• [What you will do]
Transcribe the records exactly. Pictures do not belong in the transcription.

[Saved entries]
__________________________________________________

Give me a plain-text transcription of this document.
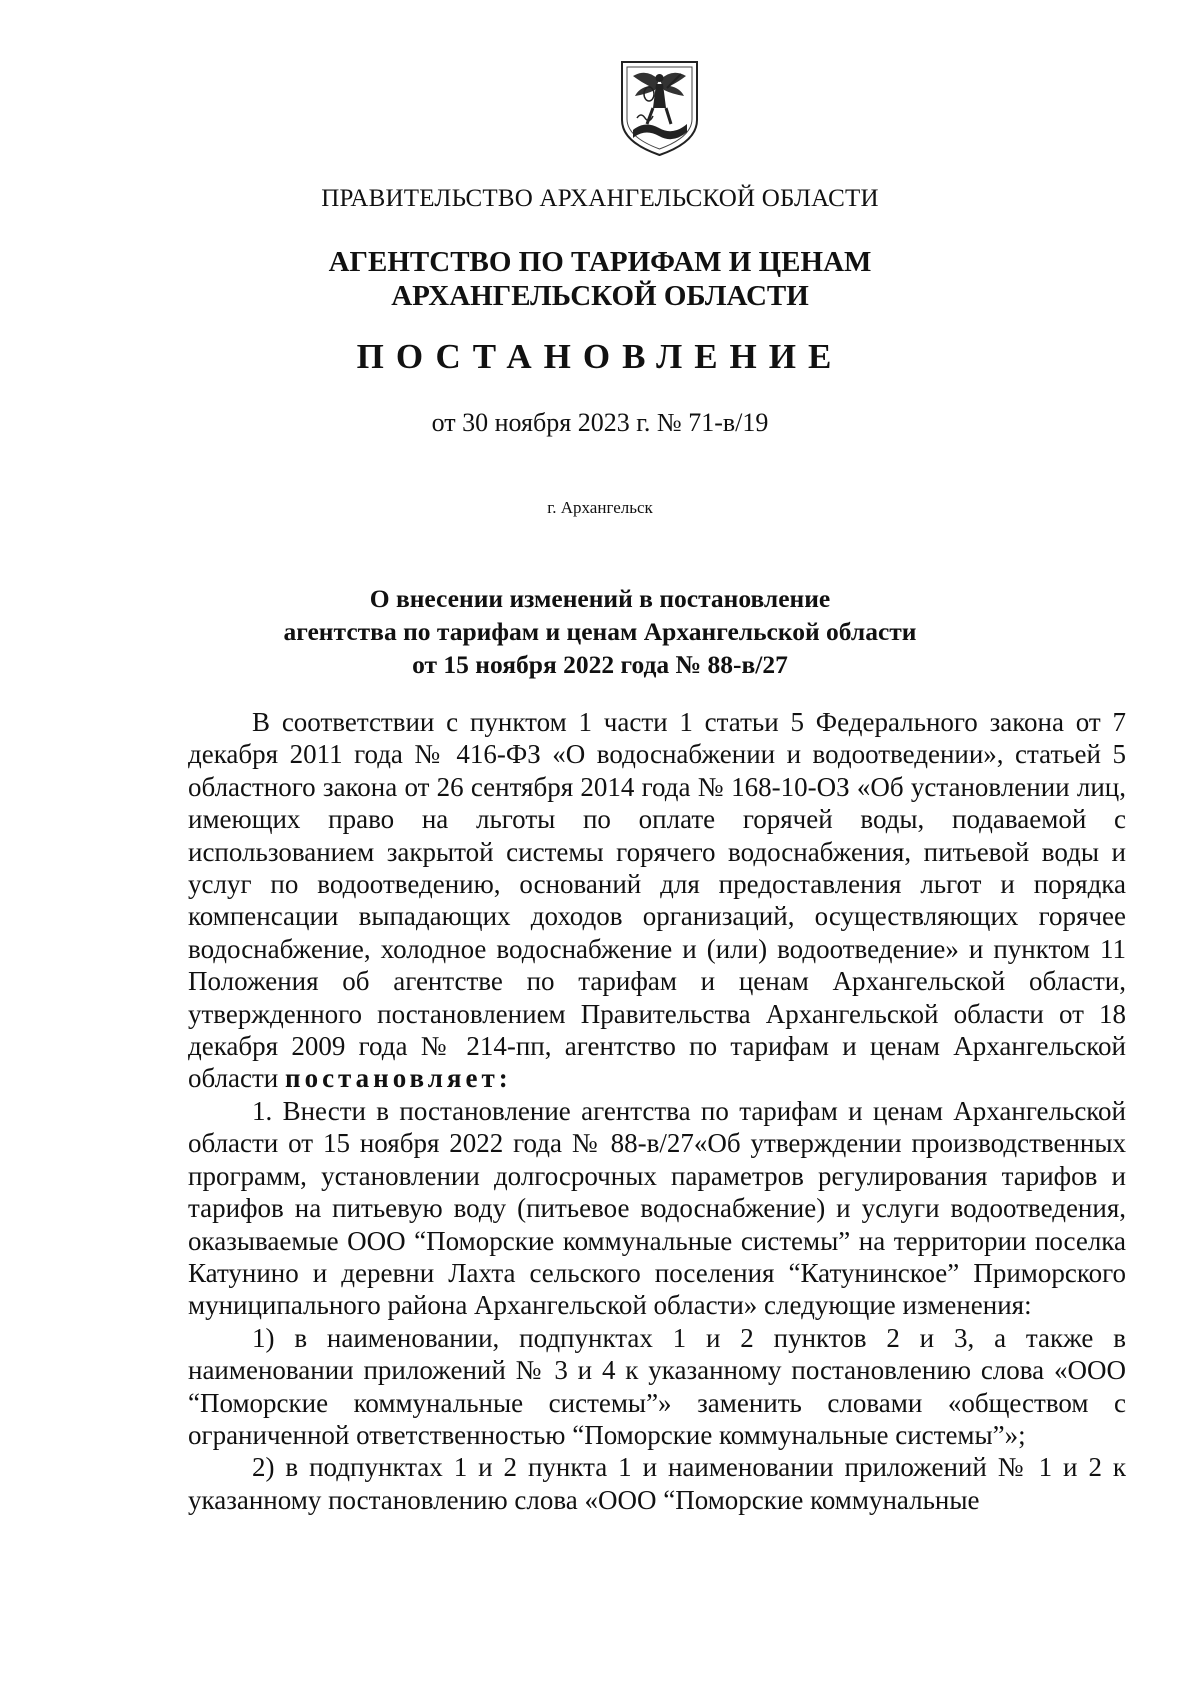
ПРАВИТЕЛЬСТВО АРХАНГЕЛЬСКОЙ ОБЛАСТИ
АГЕНТСТВО ПО ТАРИФАМ И ЦЕНАМ
АРХАНГЕЛЬСКОЙ ОБЛАСТИ
ПОСТАНОВЛЕНИЕ
от 30 ноября 2023 г. № 71-в/19
г. Архангельск
О внесении изменений в постановление
агентства по тарифам и ценам Архангельской области
от 15 ноября 2022 года № 88-в/27

В соответствии с пунктом 1 части 1 статьи 5 Федерального закона от 7 декабря 2011 года № 416-ФЗ «О водоснабжении и водоотведении», статьей 5 областного закона от 26 сентября 2014 года № 168-10-ОЗ «Об установлении лиц, имеющих право на льготы по оплате горячей воды, подаваемой с использованием закрытой системы горячего водоснабжения, питьевой воды и услуг по водоотведению, оснований для предоставления льгот и порядка компенсации выпадающих доходов организаций, осуществляющих горячее водоснабжение, холодное водоснабжение и (или) водоотведение» и пунктом 11 Положения об агентстве по тарифам и ценам Архангельской области, утвержденного постановлением Правительства Архангельской области от 18 декабря 2009 года № 214-пп, агентство по тарифам и ценам Архангельской области постановляет:

1. Внести в постановление агентства по тарифам и ценам Архангельской области от 15 ноября 2022 года № 88-в/27«Об утверждении производственных программ, установлении долгосрочных параметров регулирования тарифов и тарифов на питьевую воду (питьевое водоснабжение) и услуги водоотведения, оказываемые ООО “Поморские коммунальные системы” на территории поселка Катунино и деревни Лахта сельского поселения “Катунинское” Приморского муниципального района Архангельской области» следующие изменения:

1) в наименовании, подпунктах 1 и 2 пунктов 2 и 3, а также в наименовании приложений № 3 и 4 к указанному постановлению слова «ООО “Поморские коммунальные системы”» заменить словами «обществом с ограниченной ответственностью “Поморские коммунальные системы”»;

2) в подпунктах 1 и 2 пункта 1 и наименовании приложений № 1 и 2 к указанному постановлению слова «ООО “Поморские коммунальные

__________________________________________________

• [Answer in full]
Give me a plain-text transcription of this document.
ПРАВИТЕЛЬСТВО АРХАНГЕЛЬСКОЙ ОБЛАСТИ
АГЕНТСТВО ПО ТАРИФАМ И ЦЕНАМ
АРХАНГЕЛЬСКОЙ ОБЛАСТИ
ПОСТАНОВЛЕНИЕ
от 30 ноября 2023 г. № 71-в/19
г. Архангельск
О внесении изменений в постановление
агентства по тарифам и ценам Архангельской области
от 15 ноября 2022 года № 88-в/27

В соответствии с пунктом 1 части 1 статьи 5 Федерального закона от 7 декабря 2011 года № 416-ФЗ «О водоснабжении и водоотведении», статьей 5 областного закона от 26 сентября 2014 года № 168-10-ОЗ «Об установлении лиц, имеющих право на льготы по оплате горячей воды, подаваемой с использованием закрытой системы горячего водоснабжения, питьевой воды и услуг по водоотведению, оснований для предоставления льгот и порядка компенсации выпадающих доходов организаций, осуществляющих горячее водоснабжение, холодное водоснабжение и (или) водоотведение» и пунктом 11 Положения об агентстве по тарифам и ценам Архангельской области, утвержденного постановлением Правительства Архангельской области от 18 декабря 2009 года № 214-пп, агентство по тарифам и ценам Архангельской области постановляет:

1. Внести в постановление агентства по тарифам и ценам Архангельской области от 15 ноября 2022 года № 88-в/27«Об утверждении производственных программ, установлении долгосрочных параметров регулирования тарифов и тарифов на питьевую воду (питьевое водоснабжение) и услуги водоотведения, оказываемые ООО “Поморские коммунальные системы” на территории поселка Катунино и деревни Лахта сельского поселения “Катунинское” Приморского муниципального района Архангельской области» следующие изменения:

1) в наименовании, подпунктах 1 и 2 пунктов 2 и 3, а также в наименовании приложений № 3 и 4 к указанному постановлению слова «ООО “Поморские коммунальные системы”» заменить словами «обществом с ограниченной ответственностью “Поморские коммунальные системы”»;

2) в подпунктах 1 и 2 пункта 1 и наименовании приложений № 1 и 2 к указанному постановлению слова «ООО “Поморские коммунальные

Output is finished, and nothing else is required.